» What is being asked
Quote every line as given.
start
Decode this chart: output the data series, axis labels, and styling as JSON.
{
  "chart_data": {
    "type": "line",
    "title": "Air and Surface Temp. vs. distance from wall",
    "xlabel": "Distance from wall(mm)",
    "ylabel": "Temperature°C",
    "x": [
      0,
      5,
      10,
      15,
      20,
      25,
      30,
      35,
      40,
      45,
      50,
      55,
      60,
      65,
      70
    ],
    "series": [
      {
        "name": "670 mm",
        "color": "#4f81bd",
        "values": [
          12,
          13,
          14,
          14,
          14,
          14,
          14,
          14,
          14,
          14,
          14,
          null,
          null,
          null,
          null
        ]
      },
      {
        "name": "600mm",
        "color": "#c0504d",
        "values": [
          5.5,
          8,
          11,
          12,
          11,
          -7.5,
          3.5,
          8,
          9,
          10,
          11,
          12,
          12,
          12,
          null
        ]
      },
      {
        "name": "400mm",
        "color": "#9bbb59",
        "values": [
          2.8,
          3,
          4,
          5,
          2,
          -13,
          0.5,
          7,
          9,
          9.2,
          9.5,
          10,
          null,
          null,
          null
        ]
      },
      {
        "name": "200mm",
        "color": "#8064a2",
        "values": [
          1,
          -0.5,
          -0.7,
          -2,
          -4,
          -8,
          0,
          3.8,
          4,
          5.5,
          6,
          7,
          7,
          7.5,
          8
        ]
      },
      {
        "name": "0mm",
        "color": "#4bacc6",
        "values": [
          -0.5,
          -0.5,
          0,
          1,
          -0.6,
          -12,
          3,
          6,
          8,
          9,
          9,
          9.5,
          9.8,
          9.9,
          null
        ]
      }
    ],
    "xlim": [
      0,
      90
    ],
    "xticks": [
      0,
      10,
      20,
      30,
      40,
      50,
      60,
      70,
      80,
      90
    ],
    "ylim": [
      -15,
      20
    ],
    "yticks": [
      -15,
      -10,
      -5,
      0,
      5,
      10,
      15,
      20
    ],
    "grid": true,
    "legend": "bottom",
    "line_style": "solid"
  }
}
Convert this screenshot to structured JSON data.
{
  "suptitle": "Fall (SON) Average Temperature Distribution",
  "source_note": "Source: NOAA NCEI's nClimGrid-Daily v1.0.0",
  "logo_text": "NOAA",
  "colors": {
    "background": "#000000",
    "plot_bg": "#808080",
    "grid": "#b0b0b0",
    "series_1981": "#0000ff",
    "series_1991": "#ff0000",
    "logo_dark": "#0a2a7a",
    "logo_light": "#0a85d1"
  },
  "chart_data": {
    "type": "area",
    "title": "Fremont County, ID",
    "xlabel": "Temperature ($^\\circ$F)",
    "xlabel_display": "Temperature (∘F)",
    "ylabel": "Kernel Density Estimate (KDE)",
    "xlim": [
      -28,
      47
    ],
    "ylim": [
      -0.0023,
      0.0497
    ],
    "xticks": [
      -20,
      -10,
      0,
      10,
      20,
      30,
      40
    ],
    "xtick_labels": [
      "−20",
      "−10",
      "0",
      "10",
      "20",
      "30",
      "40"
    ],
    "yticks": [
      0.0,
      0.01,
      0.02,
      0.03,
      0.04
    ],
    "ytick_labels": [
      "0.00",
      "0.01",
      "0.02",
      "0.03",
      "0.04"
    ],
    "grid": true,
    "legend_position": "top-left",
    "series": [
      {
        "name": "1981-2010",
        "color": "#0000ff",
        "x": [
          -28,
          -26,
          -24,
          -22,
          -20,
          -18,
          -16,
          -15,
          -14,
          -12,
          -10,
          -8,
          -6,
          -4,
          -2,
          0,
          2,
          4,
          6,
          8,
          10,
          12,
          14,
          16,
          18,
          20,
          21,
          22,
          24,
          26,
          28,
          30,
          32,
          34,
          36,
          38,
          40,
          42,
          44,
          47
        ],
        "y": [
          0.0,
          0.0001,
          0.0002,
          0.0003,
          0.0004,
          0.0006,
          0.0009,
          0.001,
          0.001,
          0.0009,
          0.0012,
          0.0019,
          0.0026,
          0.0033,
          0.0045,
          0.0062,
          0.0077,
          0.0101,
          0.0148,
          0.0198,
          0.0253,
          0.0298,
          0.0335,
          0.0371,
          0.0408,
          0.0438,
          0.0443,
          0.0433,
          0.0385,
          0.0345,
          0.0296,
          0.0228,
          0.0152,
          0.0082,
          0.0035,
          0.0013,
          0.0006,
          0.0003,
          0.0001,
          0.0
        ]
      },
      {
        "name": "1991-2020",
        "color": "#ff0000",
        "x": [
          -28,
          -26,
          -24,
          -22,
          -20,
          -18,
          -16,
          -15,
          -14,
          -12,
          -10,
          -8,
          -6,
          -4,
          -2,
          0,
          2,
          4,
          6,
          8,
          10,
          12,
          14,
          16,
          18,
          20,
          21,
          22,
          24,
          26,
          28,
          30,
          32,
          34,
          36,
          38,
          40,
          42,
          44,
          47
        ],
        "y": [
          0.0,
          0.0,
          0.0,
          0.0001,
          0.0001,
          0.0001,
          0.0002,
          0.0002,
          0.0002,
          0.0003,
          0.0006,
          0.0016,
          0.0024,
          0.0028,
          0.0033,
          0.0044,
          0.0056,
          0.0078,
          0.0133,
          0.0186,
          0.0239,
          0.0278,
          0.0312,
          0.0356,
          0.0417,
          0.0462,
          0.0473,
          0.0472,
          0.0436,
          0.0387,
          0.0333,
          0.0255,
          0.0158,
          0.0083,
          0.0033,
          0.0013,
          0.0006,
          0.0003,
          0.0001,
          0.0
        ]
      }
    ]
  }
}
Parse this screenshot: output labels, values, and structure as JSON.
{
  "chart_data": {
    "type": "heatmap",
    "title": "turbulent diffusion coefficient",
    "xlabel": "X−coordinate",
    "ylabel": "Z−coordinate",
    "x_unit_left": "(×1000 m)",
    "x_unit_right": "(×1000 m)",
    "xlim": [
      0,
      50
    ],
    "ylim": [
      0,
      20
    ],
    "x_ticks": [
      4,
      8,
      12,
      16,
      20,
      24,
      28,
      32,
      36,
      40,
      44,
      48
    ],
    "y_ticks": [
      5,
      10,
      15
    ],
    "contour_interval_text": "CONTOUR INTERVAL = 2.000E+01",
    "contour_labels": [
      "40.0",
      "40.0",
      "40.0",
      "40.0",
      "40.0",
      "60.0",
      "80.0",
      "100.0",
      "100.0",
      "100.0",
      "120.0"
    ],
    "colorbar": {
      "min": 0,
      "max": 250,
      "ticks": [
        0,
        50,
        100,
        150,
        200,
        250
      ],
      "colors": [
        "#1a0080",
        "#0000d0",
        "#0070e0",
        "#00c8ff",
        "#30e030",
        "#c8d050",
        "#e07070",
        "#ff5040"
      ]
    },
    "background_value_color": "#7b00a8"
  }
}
end
» Complete output
Decode this chart: output the data series, axis labels, and styling as JSON.
{
  "chart_data": {
    "type": "line",
    "title": "Air and Surface Temp. vs. distance from wall",
    "xlabel": "Distance from wall(mm)",
    "ylabel": "Temperature°C",
    "x": [
      0,
      5,
      10,
      15,
      20,
      25,
      30,
      35,
      40,
      45,
      50,
      55,
      60,
      65,
      70
    ],
    "series": [
      {
        "name": "670 mm",
        "color": "#4f81bd",
        "values": [
          12,
          13,
          14,
          14,
          14,
          14,
          14,
          14,
          14,
          14,
          14,
          null,
          null,
          null,
          null
        ]
      },
      {
        "name": "600mm",
        "color": "#c0504d",
        "values": [
          5.5,
          8,
          11,
          12,
          11,
          -7.5,
          3.5,
          8,
          9,
          10,
          11,
          12,
          12,
          12,
          null
        ]
      },
      {
        "name": "400mm",
        "color": "#9bbb59",
        "values": [
          2.8,
          3,
          4,
          5,
          2,
          -13,
          0.5,
          7,
          9,
          9.2,
          9.5,
          10,
          null,
          null,
          null
        ]
      },
      {
        "name": "200mm",
        "color": "#8064a2",
        "values": [
          1,
          -0.5,
          -0.7,
          -2,
          -4,
          -8,
          0,
          3.8,
          4,
          5.5,
          6,
          7,
          7,
          7.5,
          8
        ]
      },
      {
        "name": "0mm",
        "color": "#4bacc6",
        "values": [
          -0.5,
          -0.5,
          0,
          1,
          -0.6,
          -12,
          3,
          6,
          8,
          9,
          9,
          9.5,
          9.8,
          9.9,
          null
        ]
      }
    ],
    "xlim": [
      0,
      90
    ],
    "xticks": [
      0,
      10,
      20,
      30,
      40,
      50,
      60,
      70,
      80,
      90
    ],
    "ylim": [
      -15,
      20
    ],
    "yticks": [
      -15,
      -10,
      -5,
      0,
      5,
      10,
      15,
      20
    ],
    "grid": true,
    "legend": "bottom",
    "line_style": "solid"
  }
}
Convert this screenshot to structured JSON data.
{
  "suptitle": "Fall (SON) Average Temperature Distribution",
  "source_note": "Source: NOAA NCEI's nClimGrid-Daily v1.0.0",
  "logo_text": "NOAA",
  "colors": {
    "background": "#000000",
    "plot_bg": "#808080",
    "grid": "#b0b0b0",
    "series_1981": "#0000ff",
    "series_1991": "#ff0000",
    "logo_dark": "#0a2a7a",
    "logo_light": "#0a85d1"
  },
  "chart_data": {
    "type": "area",
    "title": "Fremont County, ID",
    "xlabel": "Temperature ($^\\circ$F)",
    "xlabel_display": "Temperature (∘F)",
    "ylabel": "Kernel Density Estimate (KDE)",
    "xlim": [
      -28,
      47
    ],
    "ylim": [
      -0.0023,
      0.0497
    ],
    "xticks": [
      -20,
      -10,
      0,
      10,
      20,
      30,
      40
    ],
    "xtick_labels": [
      "−20",
      "−10",
      "0",
      "10",
      "20",
      "30",
      "40"
    ],
    "yticks": [
      0.0,
      0.01,
      0.02,
      0.03,
      0.04
    ],
    "ytick_labels": [
      "0.00",
      "0.01",
      "0.02",
      "0.03",
      "0.04"
    ],
    "grid": true,
    "legend_position": "top-left",
    "series": [
      {
        "name": "1981-2010",
        "color": "#0000ff",
        "x": [
          -28,
          -26,
          -24,
          -22,
          -20,
          -18,
          -16,
          -15,
          -14,
          -12,
          -10,
          -8,
          -6,
          -4,
          -2,
          0,
          2,
          4,
          6,
          8,
          10,
          12,
          14,
          16,
          18,
          20,
          21,
          22,
          24,
          26,
          28,
          30,
          32,
          34,
          36,
          38,
          40,
          42,
          44,
          47
        ],
        "y": [
          0.0,
          0.0001,
          0.0002,
          0.0003,
          0.0004,
          0.0006,
          0.0009,
          0.001,
          0.001,
          0.0009,
          0.0012,
          0.0019,
          0.0026,
          0.0033,
          0.0045,
          0.0062,
          0.0077,
          0.0101,
          0.0148,
          0.0198,
          0.0253,
          0.0298,
          0.0335,
          0.0371,
          0.0408,
          0.0438,
          0.0443,
          0.0433,
          0.0385,
          0.0345,
          0.0296,
          0.0228,
          0.0152,
          0.0082,
          0.0035,
          0.0013,
          0.0006,
          0.0003,
          0.0001,
          0.0
        ]
      },
      {
        "name": "1991-2020",
        "color": "#ff0000",
        "x": [
          -28,
          -26,
          -24,
          -22,
          -20,
          -18,
          -16,
          -15,
          -14,
          -12,
          -10,
          -8,
          -6,
          -4,
          -2,
          0,
          2,
          4,
          6,
          8,
          10,
          12,
          14,
          16,
          18,
          20,
          21,
          22,
          24,
          26,
          28,
          30,
          32,
          34,
          36,
          38,
          40,
          42,
          44,
          47
        ],
        "y": [
          0.0,
          0.0,
          0.0,
          0.0001,
          0.0001,
          0.0001,
          0.0002,
          0.0002,
          0.0002,
          0.0003,
          0.0006,
          0.0016,
          0.0024,
          0.0028,
          0.0033,
          0.0044,
          0.0056,
          0.0078,
          0.0133,
          0.0186,
          0.0239,
          0.0278,
          0.0312,
          0.0356,
          0.0417,
          0.0462,
          0.0473,
          0.0472,
          0.0436,
          0.0387,
          0.0333,
          0.0255,
          0.0158,
          0.0083,
          0.0033,
          0.0013,
          0.0006,
          0.0003,
          0.0001,
          0.0
        ]
      }
    ]
  }
}
Parse this screenshot: output labels, values, and structure as JSON.
{
  "chart_data": {
    "type": "heatmap",
    "title": "turbulent diffusion coefficient",
    "xlabel": "X−coordinate",
    "ylabel": "Z−coordinate",
    "x_unit_left": "(×1000 m)",
    "x_unit_right": "(×1000 m)",
    "xlim": [
      0,
      50
    ],
    "ylim": [
      0,
      20
    ],
    "x_ticks": [
      4,
      8,
      12,
      16,
      20,
      24,
      28,
      32,
      36,
      40,
      44,
      48
    ],
    "y_ticks": [
      5,
      10,
      15
    ],
    "contour_interval_text": "CONTOUR INTERVAL = 2.000E+01",
    "contour_labels": [
      "40.0",
      "40.0",
      "40.0",
      "40.0",
      "40.0",
      "60.0",
      "80.0",
      "100.0",
      "100.0",
      "100.0",
      "120.0"
    ],
    "colorbar": {
      "min": 0,
      "max": 250,
      "ticks": [
        0,
        50,
        100,
        150,
        200,
        250
      ],
      "colors": [
        "#1a0080",
        "#0000d0",
        "#0070e0",
        "#00c8ff",
        "#30e030",
        "#c8d050",
        "#e07070",
        "#ff5040"
      ]
    },
    "background_value_color": "#7b00a8"
  }
}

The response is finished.